* Extrait choisi *
Admiratrice de Céline, Amélie Nothomb s'est beaucoup distinguée dans les médias français. Elle a été trois fois l'invitée de la prestigieuse et regrettée émission littéraire "Bouillon de culture" (suite de "Apostrophes") présentée par Bernard Pivot, en particulier la dernière émission diffusée le 29 juin 2001.
Pour remercier le présentateur vedette par ailleurs membre de l'Académie Goncourt (et même son président de 2014 à 2019), Amélie Nothomb a raconté l'un de ses rêves : " Il y a deux nuits, j'ai fait ce rêve que je certifie authentique : je passais à l'émission de Bernard Pivot et ce dernier annonçait aux téléspectateurs, en direct, qu'au terme de chaque temps de parole, chaque invité serait tenu de sauter en parachute, le studio d'enregistrement étant situé dans un zeppelin, cela s'y prêtait. Pivot a ajouté : "Un auteur qui refuserait le saut serait disqualifié. Car que penser d'un écrivain qui ne serait pas prêt à sacrifier sa vie pour son livre ?". Je me suis réveillée terrifiée. Ce rêve signifie probablement quelque chose, mais je ne sais pas quoi. ".

Comme je l'indiquais au début, j'adore lire Amélie Nothomb. Je crois que cette rencontre entre un auteur et son lecteur, qui se fait à l'intérieur d'un livre, est toujours très intime. Ses livres sont parfois égocentrés mais il y a beaucoup de trouvailles jubilatoires et le style est clair et limpide. L'auteure est probablement un peu excentrique, mais j'ai la conviction qu'elle est reconnaissante de ses lecteurs et les respecte.
Le soir du 10 mars 2015, sur France Culture (avant la grande grève), Amélie Nothomb était l'invitée de Laure Adler dans l'émission "Hors-Champs" (on peut la réécouter ici). Des entretiens toujours intéressants parce qu'ils n'ont aucun objectif de sensationnalisme et ils ont du temps.
Justement, l'écrivaine a expliqué qu'elle avait déjà rédigé quatre-vingt-un romans. Quatre-vingt-un ? me disais-je. Il me semblait qu'il y en avait beaucoup moins. Eh oui, j'avais bien raison, beaucoup moins ont été publiés. Mais là, elle parlait de romans rédigés, pas de romans publiés : " Écrire, c'est comme une technique de ralentissement sensoriel extrême. ". Pour elle, la publication serait comme accoucher d'un enfant, mettre en vie un ouvrage.

* Les consignes *
**1)** D'après l'extrait sur Amélie Nothomb, combien de romans l'écrivaine dit-elle avoir déjà rédigés ?
**2)** Écrivez la suite de l'extrait sur Amélie Nothomb, juste après sa dernière phrase.

* Données affichées *
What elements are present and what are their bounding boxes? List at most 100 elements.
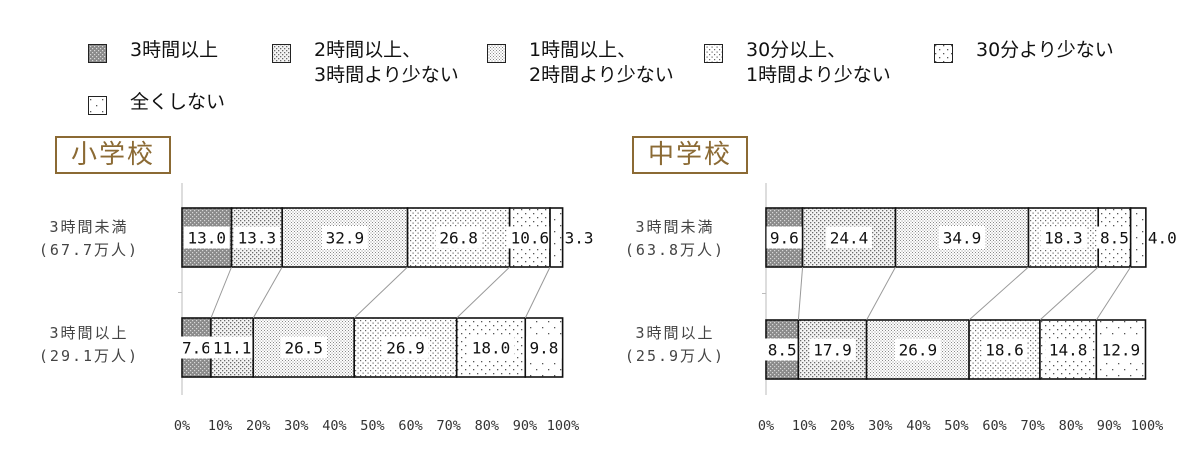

* Les réponses *
**1)** Quatre-vingt-un romans.

**2)**
Elle écrit beaucoup plus qu'elle ne publie. Chaque année, vers la fin de l'hiver, elle choisit celui des trois ou quatre romans écrits durant l'année qui sera publié, celui qu'elle estime le meilleur, et les autres romans qu'elle a rédigés durant l'année, elle les glisse dans une boîte de chaussures (qui est peut-être aussi grande qu'une boîte de chapeau), avec la ferme volonté qu'ils ne seront jamais lus ni publiés : à sa mort, elle veut que tous ses manuscrits non publiés soient coulés dans la résine.
Comme on le voit, elle a donc un besoin vital d'écrire mais pas forcément d'être lue. Quand elle commence un roman, elle ne sait jamais où elle ira. Elle se laisse guider par sa main, par son fil au jour le jour. C'était le cas notamment de "La Métaphysique des tubes". Ses titres sont d'ailleurs très riches et originaux, j'imagine qu'elle les a imaginés et adoptés avant la fin de l'écriture.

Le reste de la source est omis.